▶ _TASK OBJECTIVE_
Please pull out every line that includes the string "active".

▶ _RECORD EXCERPTS_

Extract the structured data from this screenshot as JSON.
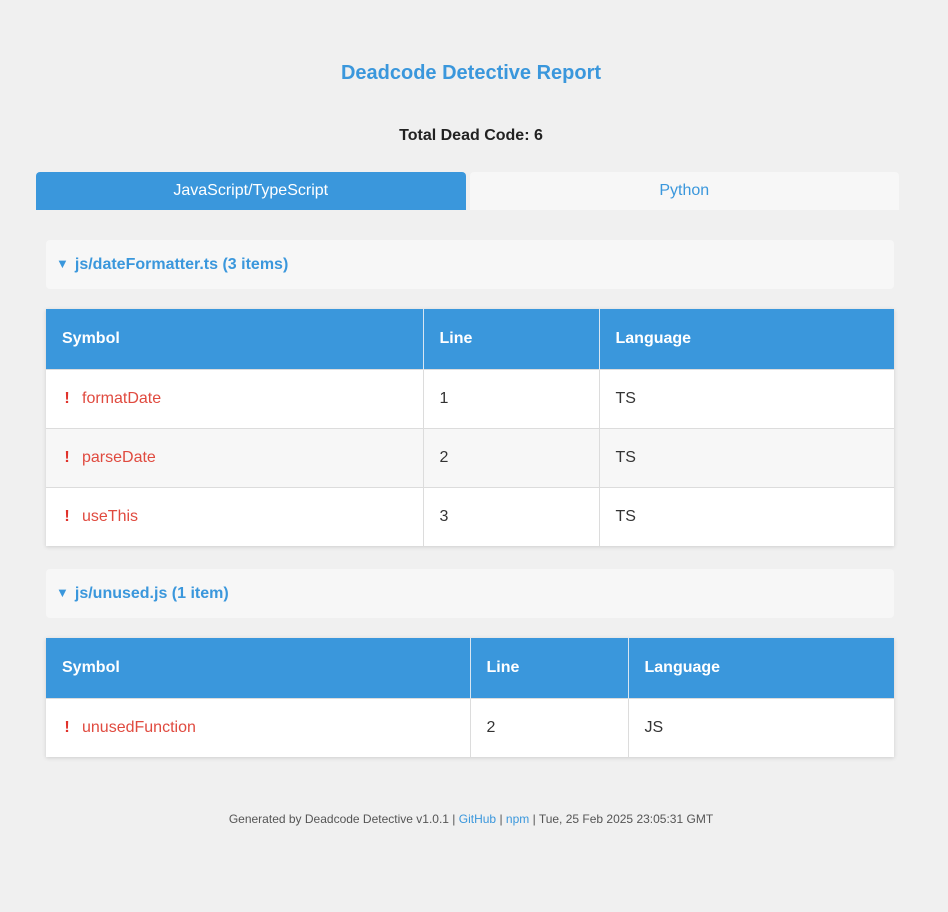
{
  "title": "Deadcode Detective Report",
  "total_label": "Total Dead Code: 6",
  "tabs": [
    {
      "label": "JavaScript/TypeScript",
      "active": true
    },
    {
      "label": "Python",
      "active": false
    }
  ],
  "table_headers": {
    "symbol": "Symbol",
    "line": "Line",
    "language": "Language"
  },
  "files": [
    {
      "header": "js/dateFormatter.ts (3 items)",
      "rows": [
        {
          "icon": "!",
          "symbol": "formatDate",
          "line": "1",
          "language": "TS"
        },
        {
          "icon": "!",
          "symbol": "parseDate",
          "line": "2",
          "language": "TS"
        },
        {
          "icon": "!",
          "symbol": "useThis",
          "line": "3",
          "language": "TS"
        }
      ]
    },
    {
      "header": "js/unused.js (1 item)",
      "rows": [
        {
          "icon": "!",
          "symbol": "unusedFunction",
          "line": "2",
          "language": "JS"
        }
      ]
    }
  ],
  "caret": "▼",
  "footer": {
    "prefix": "Generated by Deadcode Detective v1.0.1 | ",
    "github": "GitHub",
    "sep1": " | ",
    "npm": "npm",
    "suffix": " | Tue, 25 Feb 2025 23:05:31 GMT"
  },
  "colors": {
    "accent": "#3a97dc",
    "warning": "#e04a3f",
    "background": "#f0f0f0"
  }
}
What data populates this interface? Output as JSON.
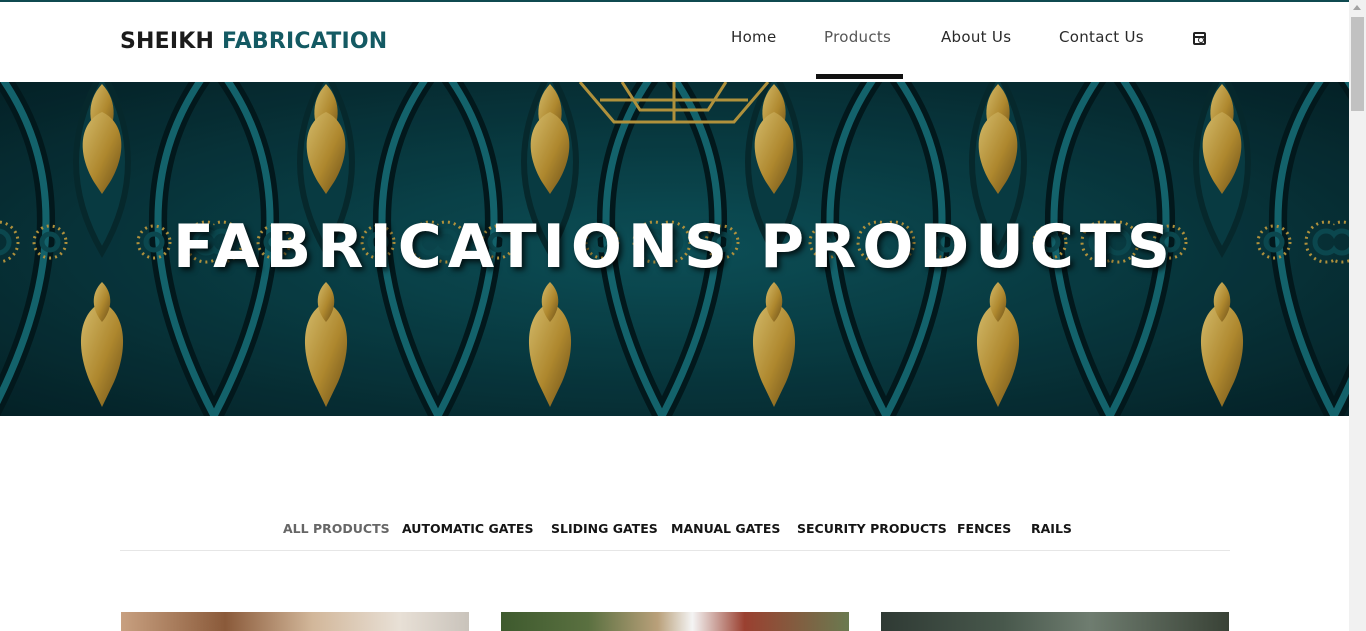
{
  "brand": {
    "part1": "SHEIKH",
    "part2": "FABRICATION"
  },
  "nav": {
    "items": [
      {
        "label": "Home"
      },
      {
        "label": "Products"
      },
      {
        "label": "About Us"
      },
      {
        "label": "Contact Us"
      }
    ],
    "active": "Products",
    "social_icon": "instagram-icon"
  },
  "hero": {
    "title": "FABRICATIONS PRODUCTS"
  },
  "filters": {
    "tabs": [
      {
        "label": "ALL PRODUCTS"
      },
      {
        "label": "AUTOMATIC GATES"
      },
      {
        "label": "SLIDING GATES"
      },
      {
        "label": "MANUAL GATES"
      },
      {
        "label": "SECURITY PRODUCTS"
      },
      {
        "label": "FENCES"
      },
      {
        "label": "RAILS"
      }
    ],
    "active": "ALL PRODUCTS"
  },
  "colors": {
    "brand_accent": "#145a63",
    "hero_teal": "#0b4a52",
    "hero_gold": "#c9a545",
    "text_dark": "#1b1b1b"
  }
}
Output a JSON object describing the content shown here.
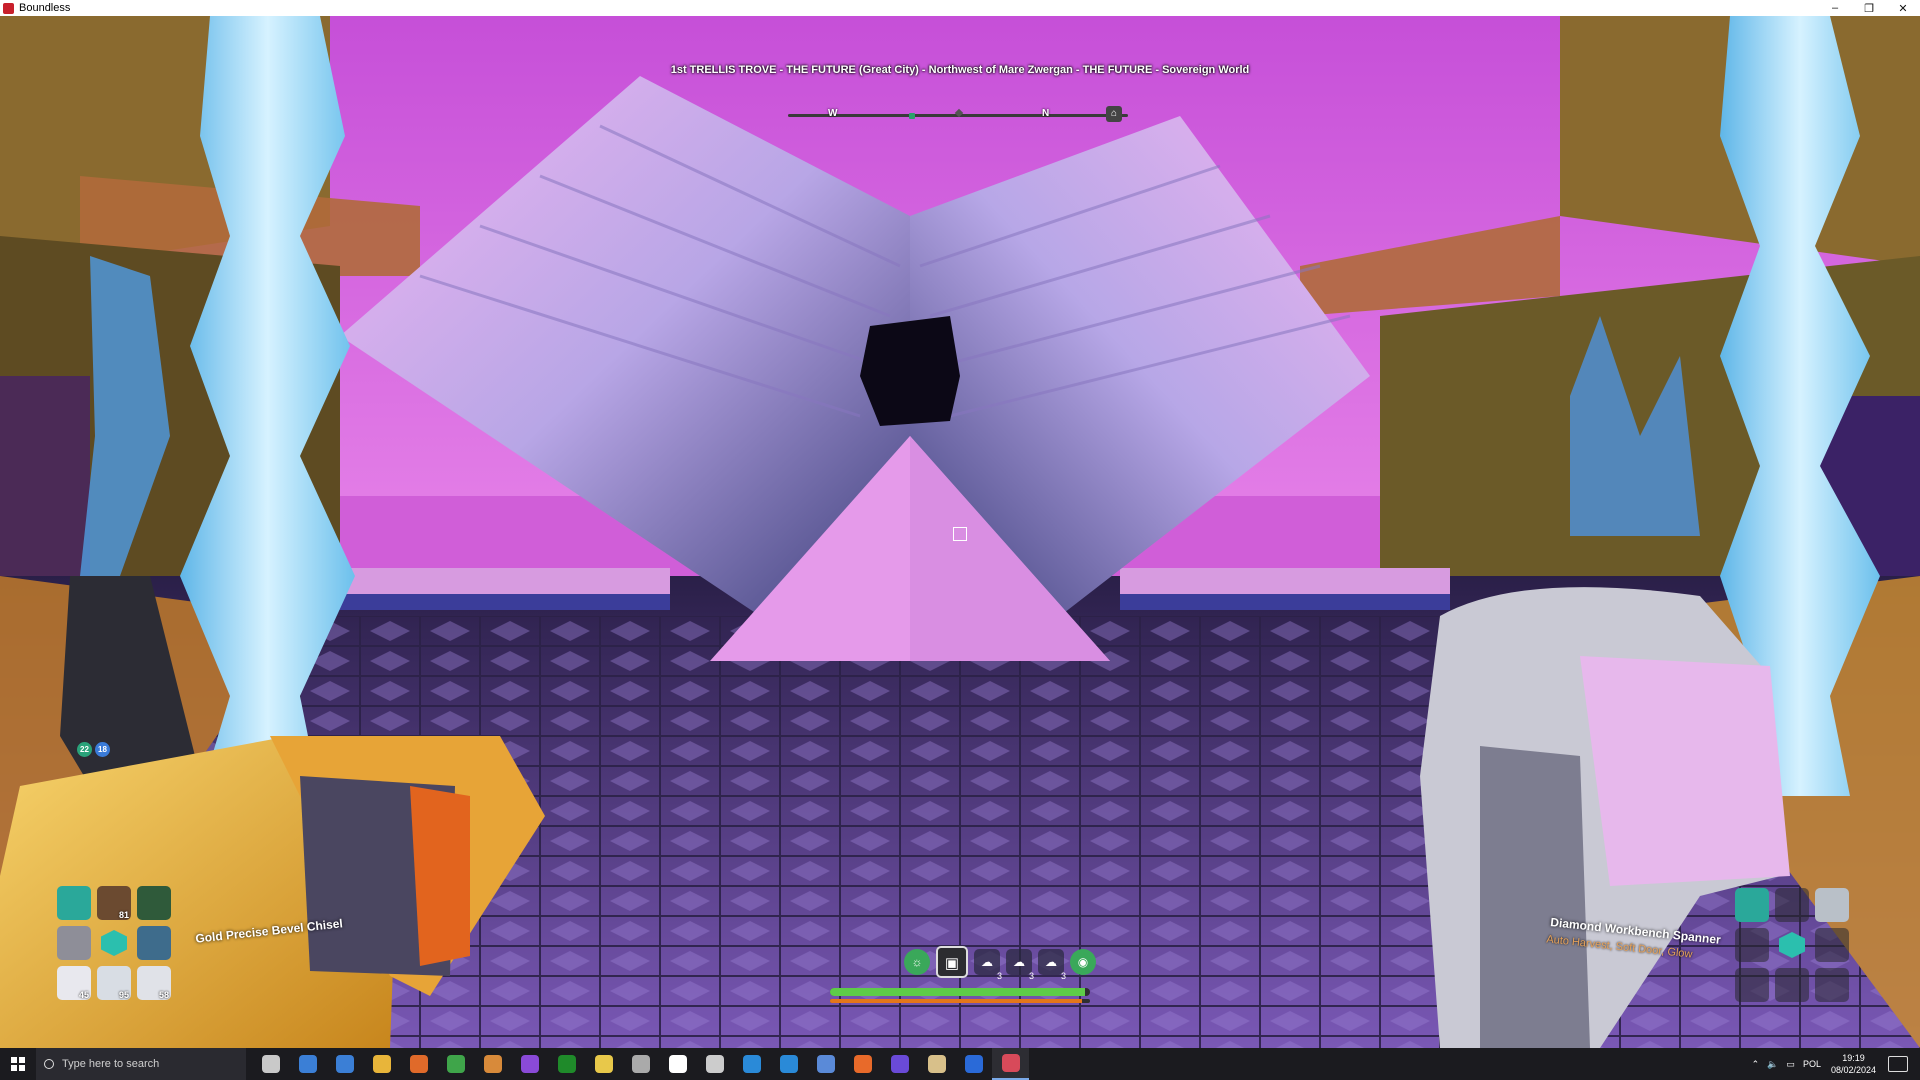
{
  "window": {
    "title": "Boundless",
    "controls": [
      "–",
      "❐",
      "✕"
    ]
  },
  "hud": {
    "location": "1st TRELLIS TROVE - THE FUTURE (Great City) - Northwest of Mare Zwergan - THE FUTURE - Sovereign World",
    "compass": {
      "west": "W",
      "north": "N"
    },
    "coords": [
      "22",
      "18"
    ],
    "left_tool": {
      "name": "Gold Precise Bevel Chisel",
      "slots": [
        {
          "icon": "hammer-icon",
          "count": "",
          "active": true
        },
        {
          "icon": "food-icon",
          "count": "81"
        },
        {
          "icon": "grapple-icon",
          "count": ""
        },
        {
          "icon": "hammer-icon",
          "count": ""
        },
        {
          "icon": "hexagon-icon",
          "count": ""
        },
        {
          "icon": "pickaxe-icon",
          "count": ""
        },
        {
          "icon": "block-icon",
          "count": "45"
        },
        {
          "icon": "block-icon",
          "count": "95"
        },
        {
          "icon": "block-icon",
          "count": "58"
        }
      ]
    },
    "right_tool": {
      "name": "Diamond Workbench Spanner",
      "sub": "Auto Harvest, Soft Door, Glow",
      "slots": [
        {
          "icon": "spanner-icon",
          "count": "",
          "active": true
        },
        {
          "icon": "empty-slot",
          "count": ""
        },
        {
          "icon": "block-icon",
          "count": ""
        },
        {
          "icon": "empty-slot",
          "count": ""
        },
        {
          "icon": "hexagon-icon",
          "count": ""
        },
        {
          "icon": "empty-slot",
          "count": ""
        },
        {
          "icon": "empty-slot",
          "count": ""
        },
        {
          "icon": "empty-slot",
          "count": ""
        },
        {
          "icon": "empty-slot",
          "count": ""
        }
      ]
    },
    "status_icons": [
      {
        "icon": "sun-icon",
        "count": ""
      },
      {
        "icon": "save-icon",
        "count": ""
      },
      {
        "icon": "buff-icon",
        "count": "3"
      },
      {
        "icon": "buff-icon",
        "count": "3"
      },
      {
        "icon": "buff-icon",
        "count": "3"
      },
      {
        "icon": "bag-icon",
        "count": ""
      }
    ],
    "health_fraction": 0.98,
    "energy_fraction": 0.97
  },
  "taskbar": {
    "search_placeholder": "Type here to search",
    "apps": [
      "task-view",
      "calculator",
      "store",
      "explorer",
      "app",
      "chrome",
      "app",
      "app",
      "xbox",
      "app",
      "app",
      "app",
      "app",
      "app",
      "app",
      "steam",
      "firefox",
      "app",
      "app",
      "steam",
      "boundless"
    ],
    "lang": "POL",
    "time": "19:19",
    "date": "08/02/2024"
  },
  "colors": {
    "sky": "#d35ee0",
    "pyramid": "#e39be9",
    "floor": "#5b3f8f",
    "gold": "#e0a92a",
    "crystal": "#8fd2f0"
  }
}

▶ _TASK RESULT_
      "active": true
      "active": false
    "active": "Products",
    "active": "ALL PRODUCTS"
          "active": true
          "active": true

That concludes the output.